Dataset items

■ ■ ■ ■ ■

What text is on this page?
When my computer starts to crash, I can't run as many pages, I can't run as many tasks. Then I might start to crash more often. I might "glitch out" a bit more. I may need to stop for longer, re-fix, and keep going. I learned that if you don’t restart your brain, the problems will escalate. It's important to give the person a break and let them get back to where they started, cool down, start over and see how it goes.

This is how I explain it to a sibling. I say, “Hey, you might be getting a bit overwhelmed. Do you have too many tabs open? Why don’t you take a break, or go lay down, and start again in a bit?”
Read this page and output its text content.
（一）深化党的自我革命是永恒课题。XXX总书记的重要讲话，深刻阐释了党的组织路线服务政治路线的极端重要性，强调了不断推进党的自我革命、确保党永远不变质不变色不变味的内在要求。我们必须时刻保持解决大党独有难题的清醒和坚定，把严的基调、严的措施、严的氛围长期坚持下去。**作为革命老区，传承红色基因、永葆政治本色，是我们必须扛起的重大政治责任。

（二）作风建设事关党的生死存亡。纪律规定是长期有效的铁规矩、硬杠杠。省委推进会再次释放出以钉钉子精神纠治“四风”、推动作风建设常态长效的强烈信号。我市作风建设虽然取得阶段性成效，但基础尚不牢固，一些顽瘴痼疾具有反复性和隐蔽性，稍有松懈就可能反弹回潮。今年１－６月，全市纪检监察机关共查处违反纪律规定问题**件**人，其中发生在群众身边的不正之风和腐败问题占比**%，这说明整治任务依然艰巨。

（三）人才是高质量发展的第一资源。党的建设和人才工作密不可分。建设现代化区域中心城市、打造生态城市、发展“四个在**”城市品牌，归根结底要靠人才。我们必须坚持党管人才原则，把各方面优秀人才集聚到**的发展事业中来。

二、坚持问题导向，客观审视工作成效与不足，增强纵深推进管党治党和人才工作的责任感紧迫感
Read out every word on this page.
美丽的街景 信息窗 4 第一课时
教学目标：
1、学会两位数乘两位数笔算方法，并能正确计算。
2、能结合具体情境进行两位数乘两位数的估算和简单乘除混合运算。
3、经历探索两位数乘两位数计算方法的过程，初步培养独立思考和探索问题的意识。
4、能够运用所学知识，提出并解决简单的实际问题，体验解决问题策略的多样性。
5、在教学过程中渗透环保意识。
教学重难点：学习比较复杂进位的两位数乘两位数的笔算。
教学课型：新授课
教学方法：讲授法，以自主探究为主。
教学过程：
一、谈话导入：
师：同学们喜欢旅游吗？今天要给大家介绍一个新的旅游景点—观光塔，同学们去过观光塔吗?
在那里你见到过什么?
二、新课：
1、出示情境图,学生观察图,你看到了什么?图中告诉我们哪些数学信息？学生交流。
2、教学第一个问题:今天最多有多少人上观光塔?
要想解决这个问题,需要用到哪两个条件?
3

■ ■ ■ ■ ■

REQUIRED WORK: Show every line in the records above that contains the word "text".

SOLUTION FOR THIS EXERCISE:
What text is on this page?
Read this page and output its text content.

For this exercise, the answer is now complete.